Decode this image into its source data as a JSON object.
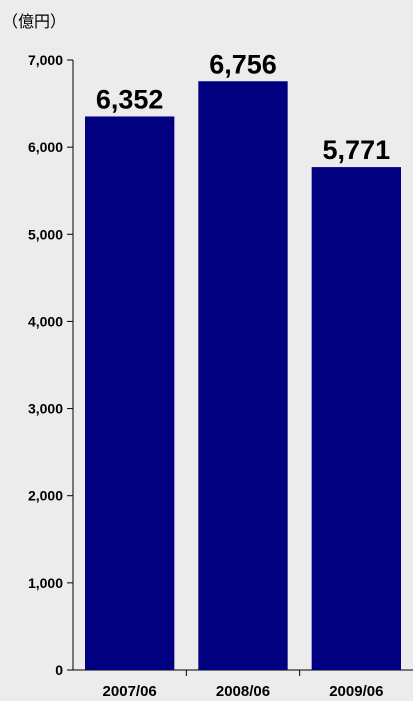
{
  "chart_data": {
    "type": "bar",
    "unit_label": "（億円）",
    "categories": [
      "2007/06",
      "2008/06",
      "2009/06"
    ],
    "values": [
      6352,
      6756,
      5771
    ],
    "value_labels": [
      "6,352",
      "6,756",
      "5,771"
    ],
    "y_ticks": [
      0,
      1000,
      2000,
      3000,
      4000,
      5000,
      6000,
      7000
    ],
    "y_tick_labels": [
      "0",
      "1,000",
      "2,000",
      "3,000",
      "4,000",
      "5,000",
      "6,000",
      "7,000"
    ],
    "ylim": [
      0,
      7000
    ],
    "grid": false,
    "legend": "none",
    "colors": {
      "bar": "#000080",
      "plot_background": "#ececec",
      "axis": "#000000"
    }
  }
}
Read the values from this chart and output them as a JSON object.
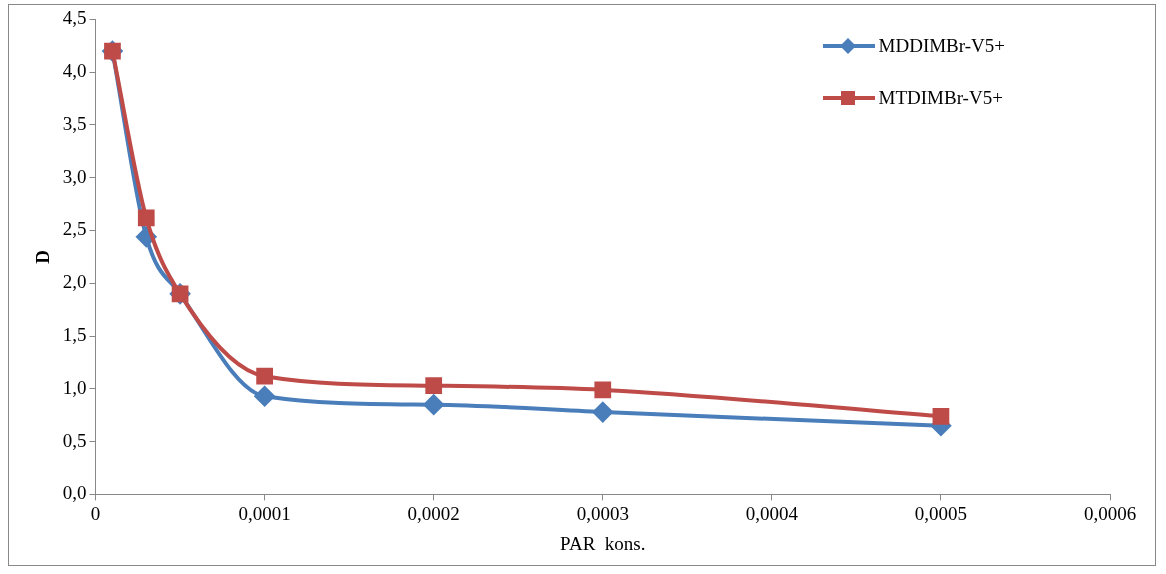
{
  "chart_data": {
    "type": "line",
    "xlabel": "PAR  kons.",
    "ylabel": "D",
    "x": [
      1e-05,
      3e-05,
      5e-05,
      0.0001,
      0.0002,
      0.0003,
      0.0005
    ],
    "series": [
      {
        "name": "MDDIMBr-V5+",
        "color": "#4a7ebb",
        "marker": "diamond",
        "values": [
          4.2,
          2.44,
          1.9,
          0.93,
          0.85,
          0.78,
          0.65
        ]
      },
      {
        "name": "MTDIMBr-V5+",
        "color": "#be4b48",
        "marker": "square",
        "values": [
          4.2,
          2.62,
          1.9,
          1.12,
          1.03,
          0.99,
          0.74
        ]
      }
    ],
    "xlim": [
      0,
      0.0006
    ],
    "xticks": [
      0,
      {
        "value": 0.0001,
        "label": "0,0001"
      },
      {
        "value": 0.0002,
        "label": "0,0002"
      },
      {
        "value": 0.0003,
        "label": "0,0003"
      },
      {
        "value": 0.0004,
        "label": "0,0004"
      },
      {
        "value": 0.0005,
        "label": "0,0005"
      },
      {
        "value": 0.0006,
        "label": "0,0006"
      }
    ],
    "ylim": [
      0,
      4.5
    ],
    "yticks": [
      {
        "value": 0,
        "label": "0,0"
      },
      {
        "value": 0.5,
        "label": "0,5"
      },
      {
        "value": 1,
        "label": "1,0"
      },
      {
        "value": 1.5,
        "label": "1,5"
      },
      {
        "value": 2,
        "label": "2,0"
      },
      {
        "value": 2.5,
        "label": "2,5"
      },
      {
        "value": 3,
        "label": "3,0"
      },
      {
        "value": 3.5,
        "label": "3,5"
      },
      {
        "value": 4,
        "label": "4,0"
      },
      {
        "value": 4.5,
        "label": "4,5"
      }
    ],
    "grid": false,
    "legend": "top right"
  }
}
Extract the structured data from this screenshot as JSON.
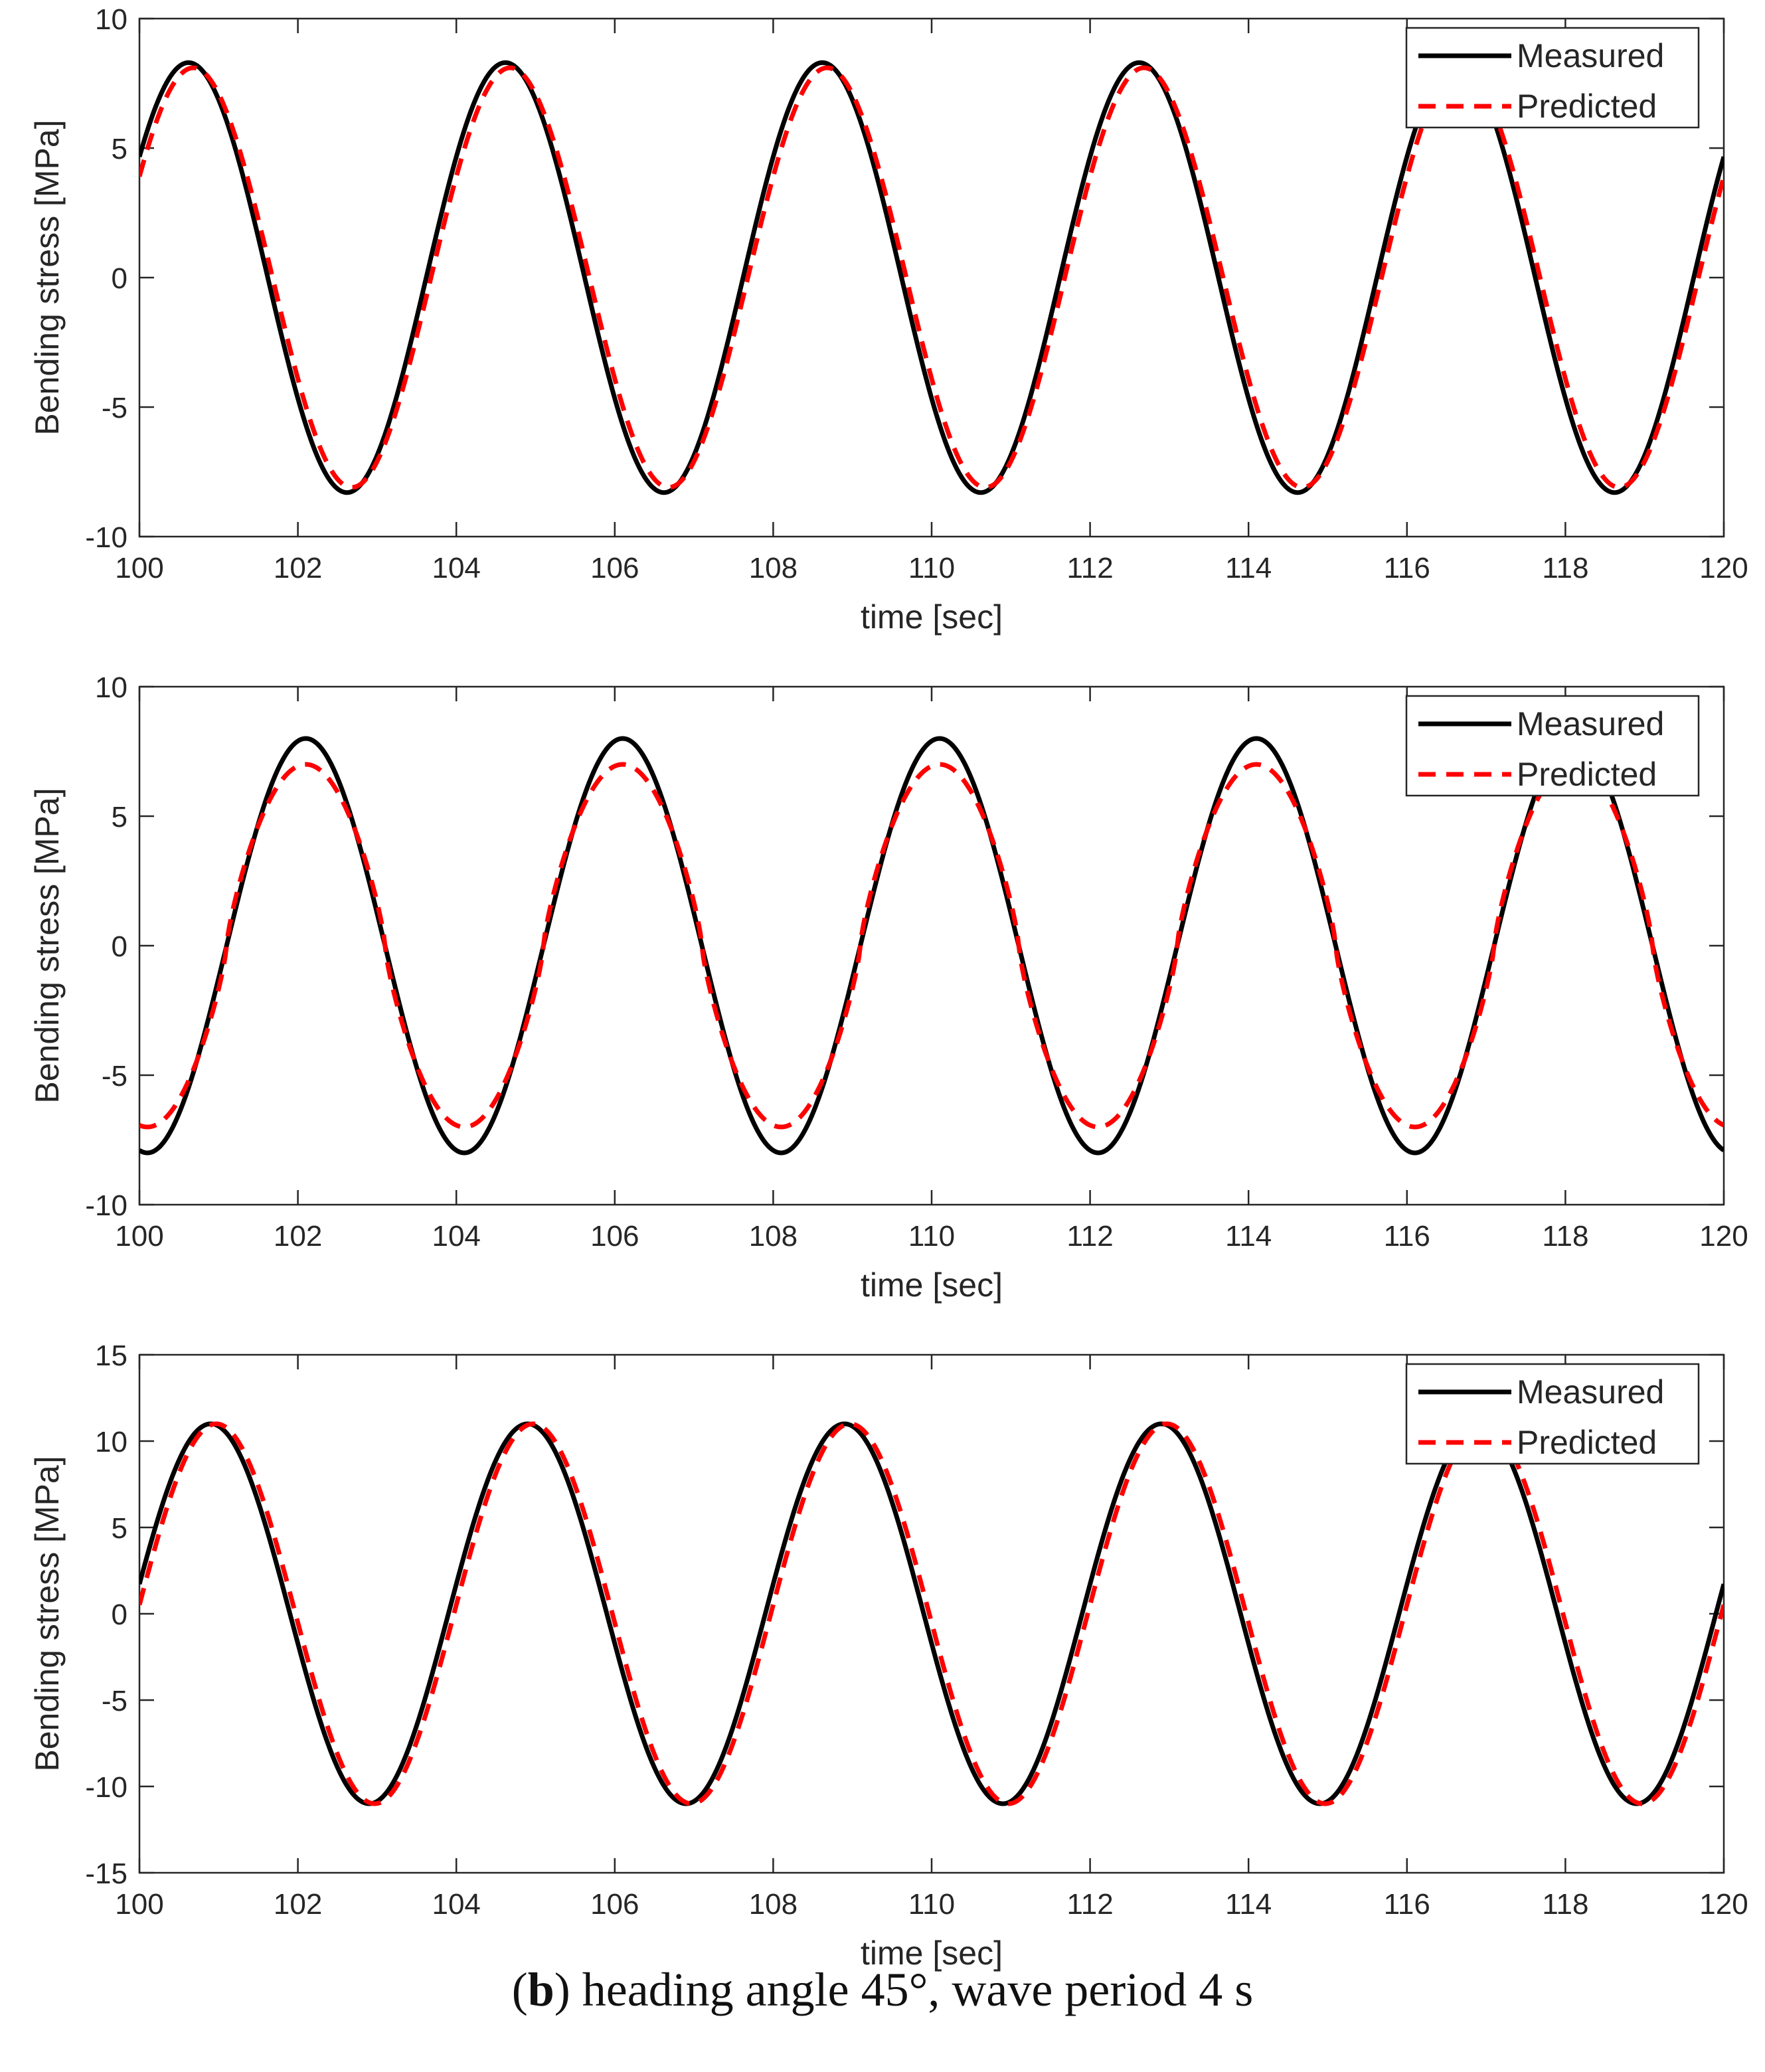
{
  "caption": {
    "label": "b",
    "text": " heading angle 45°, wave period 4 s"
  },
  "colors": {
    "measured": "#000000",
    "predicted": "#ff0000",
    "axis": "#262626"
  },
  "chart_data": [
    {
      "type": "line",
      "title": "",
      "xlabel": "time [sec]",
      "ylabel": "Bending stress [MPa]",
      "xlim": [
        100,
        120
      ],
      "ylim": [
        -10,
        10
      ],
      "xticks": [
        100,
        102,
        104,
        106,
        108,
        110,
        112,
        114,
        116,
        118,
        120
      ],
      "yticks": [
        -10,
        -5,
        0,
        5,
        10
      ],
      "grid": false,
      "legend": {
        "position": "top-right",
        "entries": [
          "Measured",
          "Predicted"
        ]
      },
      "period": 4,
      "series": [
        {
          "name": "Measured",
          "style": "solid",
          "amplitude": 8.3,
          "peak_time": 100.62,
          "flat": 0
        },
        {
          "name": "Predicted",
          "style": "dashed",
          "amplitude": 8.1,
          "peak_time": 100.68,
          "flat": 0
        }
      ]
    },
    {
      "type": "line",
      "title": "",
      "xlabel": "time [sec]",
      "ylabel": "Bending stress [MPa]",
      "xlim": [
        100,
        120
      ],
      "ylim": [
        -10,
        10
      ],
      "xticks": [
        100,
        102,
        104,
        106,
        108,
        110,
        112,
        114,
        116,
        118,
        120
      ],
      "yticks": [
        -10,
        -5,
        0,
        5,
        10
      ],
      "grid": false,
      "legend": {
        "position": "top-right",
        "entries": [
          "Measured",
          "Predicted"
        ]
      },
      "period": 4,
      "series": [
        {
          "name": "Measured",
          "style": "solid",
          "amplitude": 8.0,
          "peak_time": 102.1,
          "flat": 0
        },
        {
          "name": "Predicted",
          "style": "dashed",
          "amplitude": 7.0,
          "peak_time": 102.1,
          "flat": 0.25
        }
      ]
    },
    {
      "type": "line",
      "title": "",
      "xlabel": "time [sec]",
      "ylabel": "Bending stress [MPa]",
      "xlim": [
        100,
        120
      ],
      "ylim": [
        -15,
        15
      ],
      "xticks": [
        100,
        102,
        104,
        106,
        108,
        110,
        112,
        114,
        116,
        118,
        120
      ],
      "yticks": [
        -15,
        -10,
        -5,
        0,
        5,
        10,
        15
      ],
      "grid": false,
      "legend": {
        "position": "top-right",
        "entries": [
          "Measured",
          "Predicted"
        ]
      },
      "period": 4,
      "series": [
        {
          "name": "Measured",
          "style": "solid",
          "amplitude": 11.0,
          "peak_time": 100.9,
          "flat": 0
        },
        {
          "name": "Predicted",
          "style": "dashed",
          "amplitude": 11.0,
          "peak_time": 100.97,
          "flat": 0
        }
      ]
    }
  ]
}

****

▶ **Given problem**:
Output all of the entries verbatim, leaving out any images.

▶ **Task answer**:
Decode this image into its source data as a JSON object.
{
  "chart_data": {
    "type": "bar",
    "unit_label": "（億円）",
    "categories": [
      "2007/06",
      "2008/06",
      "2009/06"
    ],
    "values": [
      6352,
      6756,
      5771
    ],
    "value_labels": [
      "6,352",
      "6,756",
      "5,771"
    ],
    "y_ticks": [
      0,
      1000,
      2000,
      3000,
      4000,
      5000,
      6000,
      7000
    ],
    "y_tick_labels": [
      "0",
      "1,000",
      "2,000",
      "3,000",
      "4,000",
      "5,000",
      "6,000",
      "7,000"
    ],
    "ylim": [
      0,
      7000
    ],
    "grid": false,
    "legend": "none",
    "colors": {
      "bar": "#000080",
      "plot_background": "#ececec",
      "axis": "#000000"
    }
  }
}
Read the values from this chart and output them as a JSON object.
{
  "chart_data": {
    "type": "line",
    "xlabel": "PAR  kons.",
    "ylabel": "D",
    "x": [
      1e-05,
      3e-05,
      5e-05,
      0.0001,
      0.0002,
      0.0003,
      0.0005
    ],
    "series": [
      {
        "name": "MDDIMBr-V5+",
        "color": "#4a7ebb",
        "marker": "diamond",
        "values": [
          4.2,
          2.44,
          1.9,
          0.93,
          0.85,
          0.78,
          0.65
        ]
      },
      {
        "name": "MTDIMBr-V5+",
        "color": "#be4b48",
        "marker": "square",
        "values": [
          4.2,
          2.62,
          1.9,
          1.12,
          1.03,
          0.99,
          0.74
        ]
      }
    ],
    "xlim": [
      0,
      0.0006
    ],
    "xticks": [
      0,
      {
        "value": 0.0001,
        "label": "0,0001"
      },
      {
        "value": 0.0002,
        "label": "0,0002"
      },
      {
        "value": 0.0003,
        "label": "0,0003"
      },
      {
        "value": 0.0004,
        "label": "0,0004"
      },
      {
        "value": 0.0005,
        "label": "0,0005"
      },
      {
        "value": 0.0006,
        "label": "0,0006"
      }
    ],
    "ylim": [
      0,
      4.5
    ],
    "yticks": [
      {
        "value": 0,
        "label": "0,0"
      },
      {
        "value": 0.5,
        "label": "0,5"
      },
      {
        "value": 1,
        "label": "1,0"
      },
      {
        "value": 1.5,
        "label": "1,5"
      },
      {
        "value": 2,
        "label": "2,0"
      },
      {
        "value": 2.5,
        "label": "2,5"
      },
      {
        "value": 3,
        "label": "3,0"
      },
      {
        "value": 3.5,
        "label": "3,5"
      },
      {
        "value": 4,
        "label": "4,0"
      },
      {
        "value": 4.5,
        "label": "4,5"
      }
    ],
    "grid": false,
    "legend": "top right"
  }
}
Extract the structured data from this screenshot as JSON.
{
  "caption": {
    "label": "b",
    "text": " heading angle 45°, wave period 4 s"
  },
  "colors": {
    "measured": "#000000",
    "predicted": "#ff0000",
    "axis": "#262626"
  },
  "chart_data": [
    {
      "type": "line",
      "title": "",
      "xlabel": "time [sec]",
      "ylabel": "Bending stress [MPa]",
      "xlim": [
        100,
        120
      ],
      "ylim": [
        -10,
        10
      ],
      "xticks": [
        100,
        102,
        104,
        106,
        108,
        110,
        112,
        114,
        116,
        118,
        120
      ],
      "yticks": [
        -10,
        -5,
        0,
        5,
        10
      ],
      "grid": false,
      "legend": {
        "position": "top-right",
        "entries": [
          "Measured",
          "Predicted"
        ]
      },
      "period": 4,
      "series": [
        {
          "name": "Measured",
          "style": "solid",
          "amplitude": 8.3,
          "peak_time": 100.62,
          "flat": 0
        },
        {
          "name": "Predicted",
          "style": "dashed",
          "amplitude": 8.1,
          "peak_time": 100.68,
          "flat": 0
        }
      ]
    },
    {
      "type": "line",
      "title": "",
      "xlabel": "time [sec]",
      "ylabel": "Bending stress [MPa]",
      "xlim": [
        100,
        120
      ],
      "ylim": [
        -10,
        10
      ],
      "xticks": [
        100,
        102,
        104,
        106,
        108,
        110,
        112,
        114,
        116,
        118,
        120
      ],
      "yticks": [
        -10,
        -5,
        0,
        5,
        10
      ],
      "grid": false,
      "legend": {
        "position": "top-right",
        "entries": [
          "Measured",
          "Predicted"
        ]
      },
      "period": 4,
      "series": [
        {
          "name": "Measured",
          "style": "solid",
          "amplitude": 8.0,
          "peak_time": 102.1,
          "flat": 0
        },
        {
          "name": "Predicted",
          "style": "dashed",
          "amplitude": 7.0,
          "peak_time": 102.1,
          "flat": 0.25
        }
      ]
    },
    {
      "type": "line",
      "title": "",
      "xlabel": "time [sec]",
      "ylabel": "Bending stress [MPa]",
      "xlim": [
        100,
        120
      ],
      "ylim": [
        -15,
        15
      ],
      "xticks": [
        100,
        102,
        104,
        106,
        108,
        110,
        112,
        114,
        116,
        118,
        120
      ],
      "yticks": [
        -15,
        -10,
        -5,
        0,
        5,
        10,
        15
      ],
      "grid": false,
      "legend": {
        "position": "top-right",
        "entries": [
          "Measured",
          "Predicted"
        ]
      },
      "period": 4,
      "series": [
        {
          "name": "Measured",
          "style": "solid",
          "amplitude": 11.0,
          "peak_time": 100.9,
          "flat": 0
        },
        {
          "name": "Predicted",
          "style": "dashed",
          "amplitude": 11.0,
          "peak_time": 100.97,
          "flat": 0
        }
      ]
    }
  ]
}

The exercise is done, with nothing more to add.